[Dataset records]
■ ■ ■ ■
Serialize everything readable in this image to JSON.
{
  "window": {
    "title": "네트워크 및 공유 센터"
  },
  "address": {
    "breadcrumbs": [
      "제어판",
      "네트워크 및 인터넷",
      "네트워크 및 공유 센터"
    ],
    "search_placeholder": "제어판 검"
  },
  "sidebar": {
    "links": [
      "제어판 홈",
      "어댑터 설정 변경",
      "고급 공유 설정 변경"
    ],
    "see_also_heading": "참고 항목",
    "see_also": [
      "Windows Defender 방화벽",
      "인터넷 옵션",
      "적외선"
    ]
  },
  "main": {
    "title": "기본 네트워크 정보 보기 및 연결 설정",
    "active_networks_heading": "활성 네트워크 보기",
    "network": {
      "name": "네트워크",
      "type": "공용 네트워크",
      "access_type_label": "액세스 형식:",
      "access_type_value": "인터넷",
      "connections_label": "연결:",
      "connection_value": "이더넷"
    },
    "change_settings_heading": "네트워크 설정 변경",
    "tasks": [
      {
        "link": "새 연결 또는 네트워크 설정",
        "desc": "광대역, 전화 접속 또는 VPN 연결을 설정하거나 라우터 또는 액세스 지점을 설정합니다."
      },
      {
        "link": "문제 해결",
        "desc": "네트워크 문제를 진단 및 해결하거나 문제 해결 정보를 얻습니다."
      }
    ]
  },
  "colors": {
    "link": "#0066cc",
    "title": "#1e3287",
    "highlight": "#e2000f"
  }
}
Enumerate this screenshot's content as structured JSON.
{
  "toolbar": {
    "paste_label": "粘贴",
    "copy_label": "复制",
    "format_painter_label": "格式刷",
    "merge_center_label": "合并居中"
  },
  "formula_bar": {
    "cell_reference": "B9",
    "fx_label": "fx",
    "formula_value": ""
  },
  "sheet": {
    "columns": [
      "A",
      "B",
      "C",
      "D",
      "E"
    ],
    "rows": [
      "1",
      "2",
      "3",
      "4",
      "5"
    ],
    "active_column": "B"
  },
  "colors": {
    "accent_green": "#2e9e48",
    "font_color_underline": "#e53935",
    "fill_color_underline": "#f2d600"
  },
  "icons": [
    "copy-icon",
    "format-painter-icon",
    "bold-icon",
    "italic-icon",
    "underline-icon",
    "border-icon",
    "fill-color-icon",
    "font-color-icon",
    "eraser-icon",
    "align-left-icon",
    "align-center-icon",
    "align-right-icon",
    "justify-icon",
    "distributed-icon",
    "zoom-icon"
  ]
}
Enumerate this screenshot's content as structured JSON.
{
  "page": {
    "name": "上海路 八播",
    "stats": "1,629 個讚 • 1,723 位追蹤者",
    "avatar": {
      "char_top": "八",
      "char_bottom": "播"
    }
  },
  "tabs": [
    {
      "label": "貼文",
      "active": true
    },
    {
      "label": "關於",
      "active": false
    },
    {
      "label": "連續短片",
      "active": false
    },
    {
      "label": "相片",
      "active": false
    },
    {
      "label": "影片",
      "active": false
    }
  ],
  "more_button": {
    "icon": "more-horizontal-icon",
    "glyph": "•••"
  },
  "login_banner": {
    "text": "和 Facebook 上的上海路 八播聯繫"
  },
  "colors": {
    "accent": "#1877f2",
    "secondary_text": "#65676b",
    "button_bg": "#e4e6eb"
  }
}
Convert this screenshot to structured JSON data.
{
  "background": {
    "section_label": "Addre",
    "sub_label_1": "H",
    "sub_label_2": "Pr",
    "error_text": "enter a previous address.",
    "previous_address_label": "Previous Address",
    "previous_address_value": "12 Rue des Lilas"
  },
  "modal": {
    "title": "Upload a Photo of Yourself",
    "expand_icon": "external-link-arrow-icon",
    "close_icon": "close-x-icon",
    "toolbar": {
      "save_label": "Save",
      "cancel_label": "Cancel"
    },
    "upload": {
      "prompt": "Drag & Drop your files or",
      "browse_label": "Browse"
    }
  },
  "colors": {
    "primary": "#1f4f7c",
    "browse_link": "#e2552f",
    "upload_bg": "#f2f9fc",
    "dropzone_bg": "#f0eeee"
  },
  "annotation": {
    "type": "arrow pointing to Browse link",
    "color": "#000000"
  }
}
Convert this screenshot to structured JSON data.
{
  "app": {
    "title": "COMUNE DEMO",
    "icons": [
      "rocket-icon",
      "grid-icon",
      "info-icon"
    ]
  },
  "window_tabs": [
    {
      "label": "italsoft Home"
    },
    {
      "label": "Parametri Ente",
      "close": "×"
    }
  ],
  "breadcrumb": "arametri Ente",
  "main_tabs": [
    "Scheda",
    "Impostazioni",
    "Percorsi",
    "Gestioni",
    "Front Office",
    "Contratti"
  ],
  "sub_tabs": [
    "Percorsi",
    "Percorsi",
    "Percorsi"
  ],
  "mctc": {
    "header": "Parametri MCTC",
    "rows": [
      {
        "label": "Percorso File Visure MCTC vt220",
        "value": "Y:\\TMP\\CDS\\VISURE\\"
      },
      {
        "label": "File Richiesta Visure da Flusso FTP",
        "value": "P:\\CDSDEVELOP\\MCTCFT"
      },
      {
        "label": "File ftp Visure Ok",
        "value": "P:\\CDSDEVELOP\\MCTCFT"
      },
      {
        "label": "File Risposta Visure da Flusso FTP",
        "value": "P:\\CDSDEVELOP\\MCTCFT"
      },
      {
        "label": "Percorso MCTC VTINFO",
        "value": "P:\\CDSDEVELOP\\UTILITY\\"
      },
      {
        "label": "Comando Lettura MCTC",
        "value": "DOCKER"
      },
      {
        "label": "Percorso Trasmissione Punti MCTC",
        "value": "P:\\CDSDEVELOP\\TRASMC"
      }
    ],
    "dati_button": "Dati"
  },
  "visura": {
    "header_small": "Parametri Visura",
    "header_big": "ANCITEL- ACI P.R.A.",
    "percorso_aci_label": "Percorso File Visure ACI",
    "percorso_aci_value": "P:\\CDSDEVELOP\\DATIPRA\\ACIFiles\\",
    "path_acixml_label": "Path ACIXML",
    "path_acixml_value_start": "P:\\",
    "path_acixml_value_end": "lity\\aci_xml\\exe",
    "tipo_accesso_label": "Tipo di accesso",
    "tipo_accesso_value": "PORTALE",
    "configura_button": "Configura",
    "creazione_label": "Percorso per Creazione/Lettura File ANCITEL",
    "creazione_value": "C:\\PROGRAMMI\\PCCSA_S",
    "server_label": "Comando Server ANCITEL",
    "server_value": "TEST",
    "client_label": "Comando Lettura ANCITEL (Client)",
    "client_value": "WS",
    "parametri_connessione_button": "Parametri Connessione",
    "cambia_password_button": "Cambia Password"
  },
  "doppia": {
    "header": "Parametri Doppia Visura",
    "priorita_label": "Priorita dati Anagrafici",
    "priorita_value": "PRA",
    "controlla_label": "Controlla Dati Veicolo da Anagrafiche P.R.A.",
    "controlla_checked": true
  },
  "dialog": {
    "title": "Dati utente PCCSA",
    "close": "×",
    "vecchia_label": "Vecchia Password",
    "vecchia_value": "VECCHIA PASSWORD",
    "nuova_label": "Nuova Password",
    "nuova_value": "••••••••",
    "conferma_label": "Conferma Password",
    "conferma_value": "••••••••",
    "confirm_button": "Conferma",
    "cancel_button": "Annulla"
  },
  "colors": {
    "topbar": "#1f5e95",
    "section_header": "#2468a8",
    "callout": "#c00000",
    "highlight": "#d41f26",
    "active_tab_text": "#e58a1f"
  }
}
■ ■ ■ ■
• Instructions for the task: Extract the whole listing, character for character.

• Output for this task:
Serialize everything readable in this image to JSON.
{
  "window": {
    "title": "네트워크 및 공유 센터"
  },
  "address": {
    "breadcrumbs": [
      "제어판",
      "네트워크 및 인터넷",
      "네트워크 및 공유 센터"
    ],
    "search_placeholder": "제어판 검"
  },
  "sidebar": {
    "links": [
      "제어판 홈",
      "어댑터 설정 변경",
      "고급 공유 설정 변경"
    ],
    "see_also_heading": "참고 항목",
    "see_also": [
      "Windows Defender 방화벽",
      "인터넷 옵션",
      "적외선"
    ]
  },
  "main": {
    "title": "기본 네트워크 정보 보기 및 연결 설정",
    "active_networks_heading": "활성 네트워크 보기",
    "network": {
      "name": "네트워크",
      "type": "공용 네트워크",
      "access_type_label": "액세스 형식:",
      "access_type_value": "인터넷",
      "connections_label": "연결:",
      "connection_value": "이더넷"
    },
    "change_settings_heading": "네트워크 설정 변경",
    "tasks": [
      {
        "link": "새 연결 또는 네트워크 설정",
        "desc": "광대역, 전화 접속 또는 VPN 연결을 설정하거나 라우터 또는 액세스 지점을 설정합니다."
      },
      {
        "link": "문제 해결",
        "desc": "네트워크 문제를 진단 및 해결하거나 문제 해결 정보를 얻습니다."
      }
    ]
  },
  "colors": {
    "link": "#0066cc",
    "title": "#1e3287",
    "highlight": "#e2000f"
  }
}
Enumerate this screenshot's content as structured JSON.
{
  "toolbar": {
    "paste_label": "粘贴",
    "copy_label": "复制",
    "format_painter_label": "格式刷",
    "merge_center_label": "合并居中"
  },
  "formula_bar": {
    "cell_reference": "B9",
    "fx_label": "fx",
    "formula_value": ""
  },
  "sheet": {
    "columns": [
      "A",
      "B",
      "C",
      "D",
      "E"
    ],
    "rows": [
      "1",
      "2",
      "3",
      "4",
      "5"
    ],
    "active_column": "B"
  },
  "colors": {
    "accent_green": "#2e9e48",
    "font_color_underline": "#e53935",
    "fill_color_underline": "#f2d600"
  },
  "icons": [
    "copy-icon",
    "format-painter-icon",
    "bold-icon",
    "italic-icon",
    "underline-icon",
    "border-icon",
    "fill-color-icon",
    "font-color-icon",
    "eraser-icon",
    "align-left-icon",
    "align-center-icon",
    "align-right-icon",
    "justify-icon",
    "distributed-icon",
    "zoom-icon"
  ]
}
Enumerate this screenshot's content as structured JSON.
{
  "page": {
    "name": "上海路 八播",
    "stats": "1,629 個讚 • 1,723 位追蹤者",
    "avatar": {
      "char_top": "八",
      "char_bottom": "播"
    }
  },
  "tabs": [
    {
      "label": "貼文",
      "active": true
    },
    {
      "label": "關於",
      "active": false
    },
    {
      "label": "連續短片",
      "active": false
    },
    {
      "label": "相片",
      "active": false
    },
    {
      "label": "影片",
      "active": false
    }
  ],
  "more_button": {
    "icon": "more-horizontal-icon",
    "glyph": "•••"
  },
  "login_banner": {
    "text": "和 Facebook 上的上海路 八播聯繫"
  },
  "colors": {
    "accent": "#1877f2",
    "secondary_text": "#65676b",
    "button_bg": "#e4e6eb"
  }
}
Convert this screenshot to structured JSON data.
{
  "background": {
    "section_label": "Addre",
    "sub_label_1": "H",
    "sub_label_2": "Pr",
    "error_text": "enter a previous address.",
    "previous_address_label": "Previous Address",
    "previous_address_value": "12 Rue des Lilas"
  },
  "modal": {
    "title": "Upload a Photo of Yourself",
    "expand_icon": "external-link-arrow-icon",
    "close_icon": "close-x-icon",
    "toolbar": {
      "save_label": "Save",
      "cancel_label": "Cancel"
    },
    "upload": {
      "prompt": "Drag & Drop your files or",
      "browse_label": "Browse"
    }
  },
  "colors": {
    "primary": "#1f4f7c",
    "browse_link": "#e2552f",
    "upload_bg": "#f2f9fc",
    "dropzone_bg": "#f0eeee"
  },
  "annotation": {
    "type": "arrow pointing to Browse link",
    "color": "#000000"
  }
}
Convert this screenshot to structured JSON data.
{
  "app": {
    "title": "COMUNE DEMO",
    "icons": [
      "rocket-icon",
      "grid-icon",
      "info-icon"
    ]
  },
  "window_tabs": [
    {
      "label": "italsoft Home"
    },
    {
      "label": "Parametri Ente",
      "close": "×"
    }
  ],
  "breadcrumb": "arametri Ente",
  "main_tabs": [
    "Scheda",
    "Impostazioni",
    "Percorsi",
    "Gestioni",
    "Front Office",
    "Contratti"
  ],
  "sub_tabs": [
    "Percorsi",
    "Percorsi",
    "Percorsi"
  ],
  "mctc": {
    "header": "Parametri MCTC",
    "rows": [
      {
        "label": "Percorso File Visure MCTC vt220",
        "value": "Y:\\TMP\\CDS\\VISURE\\"
      },
      {
        "label": "File Richiesta Visure da Flusso FTP",
        "value": "P:\\CDSDEVELOP\\MCTCFT"
      },
      {
        "label": "File ftp Visure Ok",
        "value": "P:\\CDSDEVELOP\\MCTCFT"
      },
      {
        "label": "File Risposta Visure da Flusso FTP",
        "value": "P:\\CDSDEVELOP\\MCTCFT"
      },
      {
        "label": "Percorso MCTC VTINFO",
        "value": "P:\\CDSDEVELOP\\UTILITY\\"
      },
      {
        "label": "Comando Lettura MCTC",
        "value": "DOCKER"
      },
      {
        "label": "Percorso Trasmissione Punti MCTC",
        "value": "P:\\CDSDEVELOP\\TRASMC"
      }
    ],
    "dati_button": "Dati"
  },
  "visura": {
    "header_small": "Parametri Visura",
    "header_big": "ANCITEL- ACI P.R.A.",
    "percorso_aci_label": "Percorso File Visure ACI",
    "percorso_aci_value": "P:\\CDSDEVELOP\\DATIPRA\\ACIFiles\\",
    "path_acixml_label": "Path ACIXML",
    "path_acixml_value_start": "P:\\",
    "path_acixml_value_end": "lity\\aci_xml\\exe",
    "tipo_accesso_label": "Tipo di accesso",
    "tipo_accesso_value": "PORTALE",
    "configura_button": "Configura",
    "creazione_label": "Percorso per Creazione/Lettura File ANCITEL",
    "creazione_value": "C:\\PROGRAMMI\\PCCSA_S",
    "server_label": "Comando Server ANCITEL",
    "server_value": "TEST",
    "client_label": "Comando Lettura ANCITEL (Client)",
    "client_value": "WS",
    "parametri_connessione_button": "Parametri Connessione",
    "cambia_password_button": "Cambia Password"
  },
  "doppia": {
    "header": "Parametri Doppia Visura",
    "priorita_label": "Priorita dati Anagrafici",
    "priorita_value": "PRA",
    "controlla_label": "Controlla Dati Veicolo da Anagrafiche P.R.A.",
    "controlla_checked": true
  },
  "dialog": {
    "title": "Dati utente PCCSA",
    "close": "×",
    "vecchia_label": "Vecchia Password",
    "vecchia_value": "VECCHIA PASSWORD",
    "nuova_label": "Nuova Password",
    "nuova_value": "••••••••",
    "conferma_label": "Conferma Password",
    "conferma_value": "••••••••",
    "confirm_button": "Conferma",
    "cancel_button": "Annulla"
  },
  "colors": {
    "topbar": "#1f5e95",
    "section_header": "#2468a8",
    "callout": "#c00000",
    "highlight": "#d41f26",
    "active_tab_text": "#e58a1f"
  }
}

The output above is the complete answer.